━━ SOURCE RECORDS ━━
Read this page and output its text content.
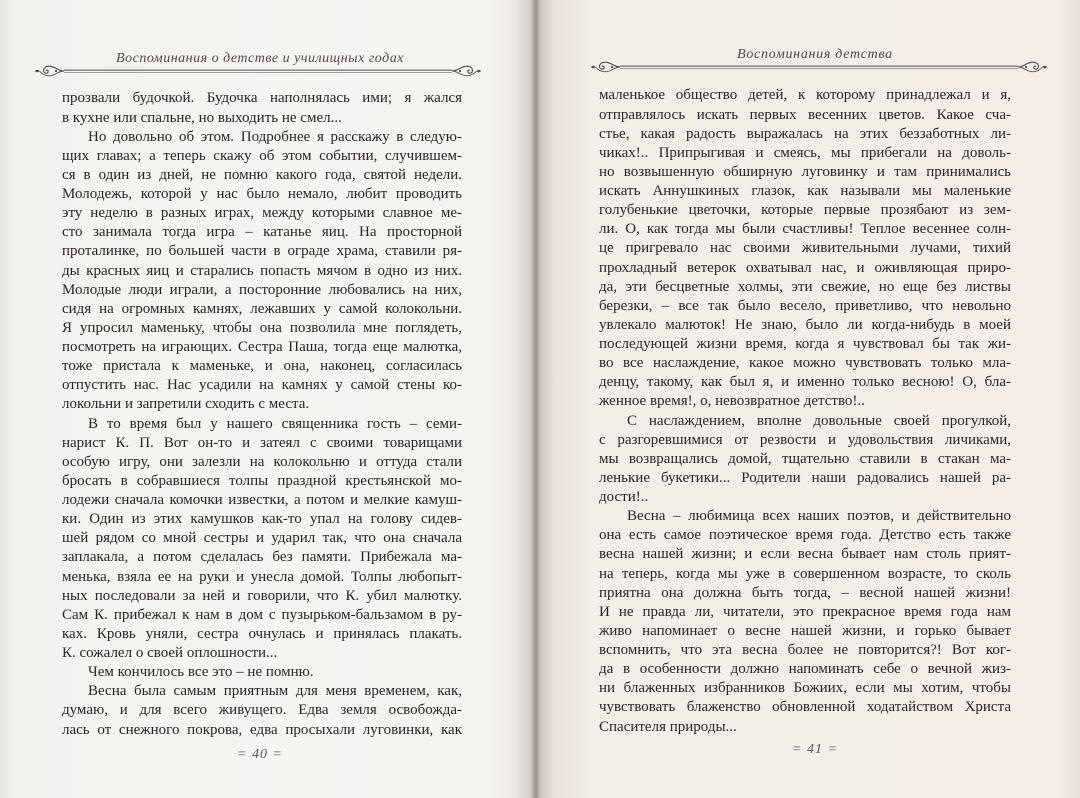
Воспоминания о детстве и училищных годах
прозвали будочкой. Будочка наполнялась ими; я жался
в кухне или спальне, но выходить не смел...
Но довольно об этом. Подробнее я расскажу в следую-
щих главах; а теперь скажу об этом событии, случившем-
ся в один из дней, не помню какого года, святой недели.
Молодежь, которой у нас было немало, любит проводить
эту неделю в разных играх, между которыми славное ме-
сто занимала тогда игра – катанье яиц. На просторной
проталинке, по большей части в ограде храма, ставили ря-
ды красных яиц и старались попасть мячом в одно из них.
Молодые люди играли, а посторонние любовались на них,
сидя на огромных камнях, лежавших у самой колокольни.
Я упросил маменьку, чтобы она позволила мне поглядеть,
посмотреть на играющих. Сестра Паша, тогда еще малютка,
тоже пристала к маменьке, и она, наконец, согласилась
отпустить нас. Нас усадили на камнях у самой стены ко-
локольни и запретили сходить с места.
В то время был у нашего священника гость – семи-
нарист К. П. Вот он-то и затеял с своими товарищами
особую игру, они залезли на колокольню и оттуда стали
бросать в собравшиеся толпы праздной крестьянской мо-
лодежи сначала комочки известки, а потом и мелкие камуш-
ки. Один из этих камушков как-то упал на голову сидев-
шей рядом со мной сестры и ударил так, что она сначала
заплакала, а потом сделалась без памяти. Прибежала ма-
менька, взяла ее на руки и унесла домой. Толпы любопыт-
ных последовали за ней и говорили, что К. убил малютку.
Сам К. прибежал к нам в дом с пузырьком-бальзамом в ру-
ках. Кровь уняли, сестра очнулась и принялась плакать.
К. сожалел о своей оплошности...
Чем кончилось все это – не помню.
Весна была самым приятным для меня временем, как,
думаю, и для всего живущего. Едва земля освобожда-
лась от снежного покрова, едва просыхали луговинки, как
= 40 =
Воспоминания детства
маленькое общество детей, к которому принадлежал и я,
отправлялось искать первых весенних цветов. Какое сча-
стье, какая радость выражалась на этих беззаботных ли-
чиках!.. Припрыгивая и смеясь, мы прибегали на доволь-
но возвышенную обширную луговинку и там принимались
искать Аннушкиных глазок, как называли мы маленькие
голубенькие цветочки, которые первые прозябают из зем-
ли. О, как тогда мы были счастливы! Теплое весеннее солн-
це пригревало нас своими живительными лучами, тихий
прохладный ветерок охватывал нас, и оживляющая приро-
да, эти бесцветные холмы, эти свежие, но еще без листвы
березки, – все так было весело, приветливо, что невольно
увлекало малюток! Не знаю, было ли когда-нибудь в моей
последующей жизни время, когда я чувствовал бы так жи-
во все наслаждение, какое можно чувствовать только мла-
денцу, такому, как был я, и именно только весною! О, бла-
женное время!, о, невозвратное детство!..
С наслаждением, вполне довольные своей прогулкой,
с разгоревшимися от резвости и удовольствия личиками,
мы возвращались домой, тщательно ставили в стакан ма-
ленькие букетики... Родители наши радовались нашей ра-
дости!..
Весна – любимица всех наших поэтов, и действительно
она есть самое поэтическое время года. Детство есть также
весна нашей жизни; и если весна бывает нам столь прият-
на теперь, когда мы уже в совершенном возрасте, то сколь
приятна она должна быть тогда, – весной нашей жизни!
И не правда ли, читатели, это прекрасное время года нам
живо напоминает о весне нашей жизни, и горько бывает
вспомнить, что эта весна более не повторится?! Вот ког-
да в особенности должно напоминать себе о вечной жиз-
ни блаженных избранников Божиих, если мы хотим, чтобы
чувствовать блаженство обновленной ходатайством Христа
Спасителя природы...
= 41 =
━━━
━━ SOURCE RECORDS ━━
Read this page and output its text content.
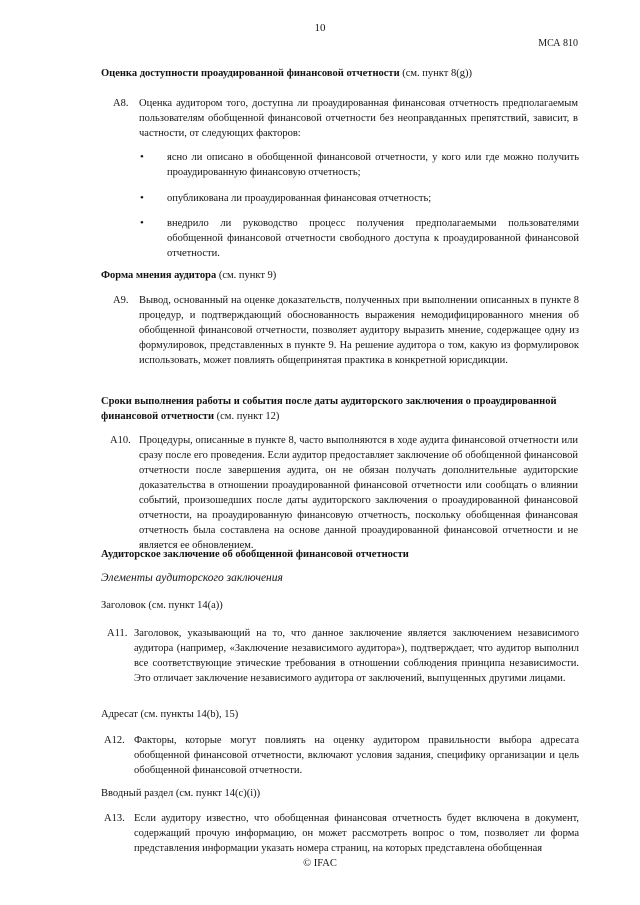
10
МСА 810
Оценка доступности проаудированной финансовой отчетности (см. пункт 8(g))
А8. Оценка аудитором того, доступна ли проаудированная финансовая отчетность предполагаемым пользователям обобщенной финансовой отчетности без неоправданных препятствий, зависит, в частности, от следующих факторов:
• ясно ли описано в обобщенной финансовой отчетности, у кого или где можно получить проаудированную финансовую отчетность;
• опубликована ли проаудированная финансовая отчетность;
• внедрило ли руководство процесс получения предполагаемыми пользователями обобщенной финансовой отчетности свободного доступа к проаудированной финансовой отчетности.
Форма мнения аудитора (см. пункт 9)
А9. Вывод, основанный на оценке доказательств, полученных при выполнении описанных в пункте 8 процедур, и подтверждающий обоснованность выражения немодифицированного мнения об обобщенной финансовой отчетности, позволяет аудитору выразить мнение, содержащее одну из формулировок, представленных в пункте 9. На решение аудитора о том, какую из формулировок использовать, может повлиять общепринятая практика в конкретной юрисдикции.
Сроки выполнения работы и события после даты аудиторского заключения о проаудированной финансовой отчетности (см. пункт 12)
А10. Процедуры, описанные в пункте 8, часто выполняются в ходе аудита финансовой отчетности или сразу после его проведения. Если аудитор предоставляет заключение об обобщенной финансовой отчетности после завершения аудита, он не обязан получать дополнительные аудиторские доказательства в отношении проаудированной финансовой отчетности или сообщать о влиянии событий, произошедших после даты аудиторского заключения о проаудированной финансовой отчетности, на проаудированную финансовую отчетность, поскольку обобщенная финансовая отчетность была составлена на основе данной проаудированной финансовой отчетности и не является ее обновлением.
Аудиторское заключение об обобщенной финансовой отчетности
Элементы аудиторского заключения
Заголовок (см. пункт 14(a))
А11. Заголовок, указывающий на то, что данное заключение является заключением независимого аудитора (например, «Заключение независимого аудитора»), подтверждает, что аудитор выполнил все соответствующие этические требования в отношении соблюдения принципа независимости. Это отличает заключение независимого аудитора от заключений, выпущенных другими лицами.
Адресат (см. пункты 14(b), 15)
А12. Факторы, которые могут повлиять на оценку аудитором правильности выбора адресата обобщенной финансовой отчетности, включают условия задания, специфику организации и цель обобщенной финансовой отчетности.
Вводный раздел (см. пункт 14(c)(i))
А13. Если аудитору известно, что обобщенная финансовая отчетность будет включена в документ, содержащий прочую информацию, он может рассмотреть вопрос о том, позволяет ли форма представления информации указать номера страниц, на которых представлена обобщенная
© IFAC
━━━
━━ SOURCE RECORDS ━━
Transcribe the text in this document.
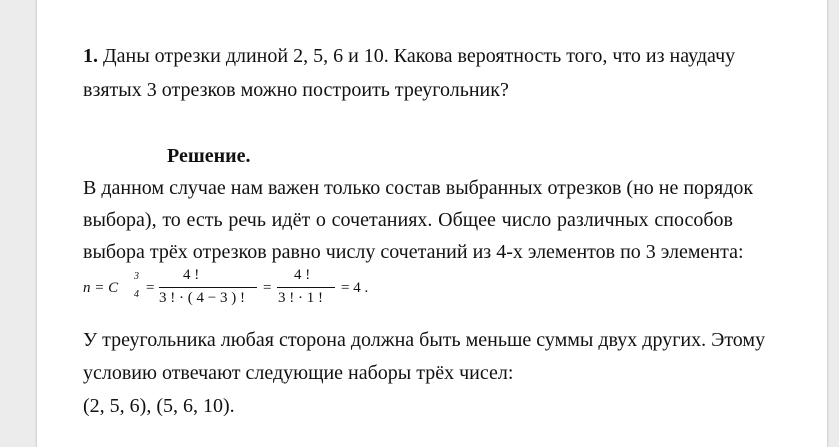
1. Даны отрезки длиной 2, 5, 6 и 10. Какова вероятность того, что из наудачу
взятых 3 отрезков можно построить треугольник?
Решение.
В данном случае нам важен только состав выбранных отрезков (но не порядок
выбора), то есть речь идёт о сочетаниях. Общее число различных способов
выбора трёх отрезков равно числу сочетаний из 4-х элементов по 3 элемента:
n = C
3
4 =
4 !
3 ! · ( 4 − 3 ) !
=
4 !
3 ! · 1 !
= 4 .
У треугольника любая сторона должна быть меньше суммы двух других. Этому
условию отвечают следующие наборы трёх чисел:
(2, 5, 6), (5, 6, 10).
━━━
### GIVEN EXERCISE
From the listing above, collect every line that mentions the word "чтобы".

### TASK OUTPUT
Я упросил маменьку, чтобы она позволила мне поглядеть,
ни блаженных избранников Божиих, если мы хотим, чтобы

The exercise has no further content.